* Problem description *
Reproduce each record exactly.

Start Source material

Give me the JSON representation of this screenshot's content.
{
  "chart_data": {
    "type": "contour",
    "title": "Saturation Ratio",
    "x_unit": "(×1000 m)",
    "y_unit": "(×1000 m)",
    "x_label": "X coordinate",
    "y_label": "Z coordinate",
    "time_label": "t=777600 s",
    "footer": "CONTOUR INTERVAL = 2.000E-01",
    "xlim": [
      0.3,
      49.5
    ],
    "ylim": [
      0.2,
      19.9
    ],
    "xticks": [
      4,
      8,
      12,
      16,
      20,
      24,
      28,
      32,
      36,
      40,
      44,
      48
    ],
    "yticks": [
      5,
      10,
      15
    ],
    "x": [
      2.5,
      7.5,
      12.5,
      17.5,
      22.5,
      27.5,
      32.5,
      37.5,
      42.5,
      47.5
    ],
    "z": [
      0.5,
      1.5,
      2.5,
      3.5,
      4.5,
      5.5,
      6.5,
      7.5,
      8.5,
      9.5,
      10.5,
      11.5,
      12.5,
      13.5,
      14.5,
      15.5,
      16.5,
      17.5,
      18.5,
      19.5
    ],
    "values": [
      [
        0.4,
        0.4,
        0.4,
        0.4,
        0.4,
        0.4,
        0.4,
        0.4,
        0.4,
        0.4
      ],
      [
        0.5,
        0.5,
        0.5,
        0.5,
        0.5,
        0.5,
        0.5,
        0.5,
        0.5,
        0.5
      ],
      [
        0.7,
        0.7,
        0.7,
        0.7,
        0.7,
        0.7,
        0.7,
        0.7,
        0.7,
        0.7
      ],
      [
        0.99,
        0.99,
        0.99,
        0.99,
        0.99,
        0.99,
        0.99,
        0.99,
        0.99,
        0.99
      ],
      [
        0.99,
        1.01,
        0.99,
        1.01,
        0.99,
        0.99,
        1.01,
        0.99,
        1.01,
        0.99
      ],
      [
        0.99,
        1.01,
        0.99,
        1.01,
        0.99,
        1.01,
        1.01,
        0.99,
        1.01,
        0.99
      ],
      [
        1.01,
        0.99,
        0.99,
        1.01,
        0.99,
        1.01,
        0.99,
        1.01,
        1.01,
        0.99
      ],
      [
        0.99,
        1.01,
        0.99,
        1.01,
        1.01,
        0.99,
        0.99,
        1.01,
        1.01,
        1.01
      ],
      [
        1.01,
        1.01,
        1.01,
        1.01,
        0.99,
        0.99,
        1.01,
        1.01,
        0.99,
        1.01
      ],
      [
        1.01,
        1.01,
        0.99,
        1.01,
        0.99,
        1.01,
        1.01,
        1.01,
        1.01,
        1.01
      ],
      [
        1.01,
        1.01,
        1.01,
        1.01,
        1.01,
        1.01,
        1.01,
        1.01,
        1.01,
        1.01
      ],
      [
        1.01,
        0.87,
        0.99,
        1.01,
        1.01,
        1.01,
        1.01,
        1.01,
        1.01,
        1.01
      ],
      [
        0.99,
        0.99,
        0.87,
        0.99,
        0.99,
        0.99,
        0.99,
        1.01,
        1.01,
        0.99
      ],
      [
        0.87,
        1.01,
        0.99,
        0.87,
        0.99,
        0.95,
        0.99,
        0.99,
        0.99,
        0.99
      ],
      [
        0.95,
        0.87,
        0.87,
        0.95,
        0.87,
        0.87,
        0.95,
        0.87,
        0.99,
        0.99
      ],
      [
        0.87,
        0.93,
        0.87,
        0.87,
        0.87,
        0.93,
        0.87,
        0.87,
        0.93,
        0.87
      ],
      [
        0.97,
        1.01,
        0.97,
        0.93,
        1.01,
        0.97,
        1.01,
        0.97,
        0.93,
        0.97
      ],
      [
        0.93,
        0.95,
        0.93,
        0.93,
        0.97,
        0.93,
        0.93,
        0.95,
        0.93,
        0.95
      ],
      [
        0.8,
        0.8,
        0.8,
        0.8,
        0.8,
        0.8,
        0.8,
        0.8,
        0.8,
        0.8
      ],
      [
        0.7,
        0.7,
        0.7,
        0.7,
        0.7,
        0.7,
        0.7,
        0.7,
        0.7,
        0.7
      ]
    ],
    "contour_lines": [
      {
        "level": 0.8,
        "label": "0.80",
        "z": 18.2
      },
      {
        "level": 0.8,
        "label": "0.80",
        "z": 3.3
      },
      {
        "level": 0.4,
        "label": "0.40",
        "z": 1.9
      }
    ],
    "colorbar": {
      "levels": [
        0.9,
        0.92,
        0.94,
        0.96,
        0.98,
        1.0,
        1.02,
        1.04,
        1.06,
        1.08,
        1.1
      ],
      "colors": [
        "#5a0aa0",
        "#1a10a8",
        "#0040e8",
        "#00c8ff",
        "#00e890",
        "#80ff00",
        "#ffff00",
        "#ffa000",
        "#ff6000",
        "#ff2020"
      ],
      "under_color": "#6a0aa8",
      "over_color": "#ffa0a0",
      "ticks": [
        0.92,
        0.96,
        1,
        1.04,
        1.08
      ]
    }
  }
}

End Source material

* Exercise solution *
Give me the JSON representation of this screenshot's content.
{
  "chart_data": {
    "type": "contour",
    "title": "Saturation Ratio",
    "x_unit": "(×1000 m)",
    "y_unit": "(×1000 m)",
    "x_label": "X coordinate",
    "y_label": "Z coordinate",
    "time_label": "t=777600 s",
    "footer": "CONTOUR INTERVAL = 2.000E-01",
    "xlim": [
      0.3,
      49.5
    ],
    "ylim": [
      0.2,
      19.9
    ],
    "xticks": [
      4,
      8,
      12,
      16,
      20,
      24,
      28,
      32,
      36,
      40,
      44,
      48
    ],
    "yticks": [
      5,
      10,
      15
    ],
    "x": [
      2.5,
      7.5,
      12.5,
      17.5,
      22.5,
      27.5,
      32.5,
      37.5,
      42.5,
      47.5
    ],
    "z": [
      0.5,
      1.5,
      2.5,
      3.5,
      4.5,
      5.5,
      6.5,
      7.5,
      8.5,
      9.5,
      10.5,
      11.5,
      12.5,
      13.5,
      14.5,
      15.5,
      16.5,
      17.5,
      18.5,
      19.5
    ],
    "values": [
      [
        0.4,
        0.4,
        0.4,
        0.4,
        0.4,
        0.4,
        0.4,
        0.4,
        0.4,
        0.4
      ],
      [
        0.5,
        0.5,
        0.5,
        0.5,
        0.5,
        0.5,
        0.5,
        0.5,
        0.5,
        0.5
      ],
      [
        0.7,
        0.7,
        0.7,
        0.7,
        0.7,
        0.7,
        0.7,
        0.7,
        0.7,
        0.7
      ],
      [
        0.99,
        0.99,
        0.99,
        0.99,
        0.99,
        0.99,
        0.99,
        0.99,
        0.99,
        0.99
      ],
      [
        0.99,
        1.01,
        0.99,
        1.01,
        0.99,
        0.99,
        1.01,
        0.99,
        1.01,
        0.99
      ],
      [
        0.99,
        1.01,
        0.99,
        1.01,
        0.99,
        1.01,
        1.01,
        0.99,
        1.01,
        0.99
      ],
      [
        1.01,
        0.99,
        0.99,
        1.01,
        0.99,
        1.01,
        0.99,
        1.01,
        1.01,
        0.99
      ],
      [
        0.99,
        1.01,
        0.99,
        1.01,
        1.01,
        0.99,
        0.99,
        1.01,
        1.01,
        1.01
      ],
      [
        1.01,
        1.01,
        1.01,
        1.01,
        0.99,
        0.99,
        1.01,
        1.01,
        0.99,
        1.01
      ],
      [
        1.01,
        1.01,
        0.99,
        1.01,
        0.99,
        1.01,
        1.01,
        1.01,
        1.01,
        1.01
      ],
      [
        1.01,
        1.01,
        1.01,
        1.01,
        1.01,
        1.01,
        1.01,
        1.01,
        1.01,
        1.01
      ],
      [
        1.01,
        0.87,
        0.99,
        1.01,
        1.01,
        1.01,
        1.01,
        1.01,
        1.01,
        1.01
      ],
      [
        0.99,
        0.99,
        0.87,
        0.99,
        0.99,
        0.99,
        0.99,
        1.01,
        1.01,
        0.99
      ],
      [
        0.87,
        1.01,
        0.99,
        0.87,
        0.99,
        0.95,
        0.99,
        0.99,
        0.99,
        0.99
      ],
      [
        0.95,
        0.87,
        0.87,
        0.95,
        0.87,
        0.87,
        0.95,
        0.87,
        0.99,
        0.99
      ],
      [
        0.87,
        0.93,
        0.87,
        0.87,
        0.87,
        0.93,
        0.87,
        0.87,
        0.93,
        0.87
      ],
      [
        0.97,
        1.01,
        0.97,
        0.93,
        1.01,
        0.97,
        1.01,
        0.97,
        0.93,
        0.97
      ],
      [
        0.93,
        0.95,
        0.93,
        0.93,
        0.97,
        0.93,
        0.93,
        0.95,
        0.93,
        0.95
      ],
      [
        0.8,
        0.8,
        0.8,
        0.8,
        0.8,
        0.8,
        0.8,
        0.8,
        0.8,
        0.8
      ],
      [
        0.7,
        0.7,
        0.7,
        0.7,
        0.7,
        0.7,
        0.7,
        0.7,
        0.7,
        0.7
      ]
    ],
    "contour_lines": [
      {
        "level": 0.8,
        "label": "0.80",
        "z": 18.2
      },
      {
        "level": 0.8,
        "label": "0.80",
        "z": 3.3
      },
      {
        "level": 0.4,
        "label": "0.40",
        "z": 1.9
      }
    ],
    "colorbar": {
      "levels": [
        0.9,
        0.92,
        0.94,
        0.96,
        0.98,
        1.0,
        1.02,
        1.04,
        1.06,
        1.08,
        1.1
      ],
      "colors": [
        "#5a0aa0",
        "#1a10a8",
        "#0040e8",
        "#00c8ff",
        "#00e890",
        "#80ff00",
        "#ffff00",
        "#ffa000",
        "#ff6000",
        "#ff2020"
      ],
      "under_color": "#6a0aa8",
      "over_color": "#ffa0a0",
      "ticks": [
        0.92,
        0.96,
        1,
        1.04,
        1.08
      ]
    }
  }
}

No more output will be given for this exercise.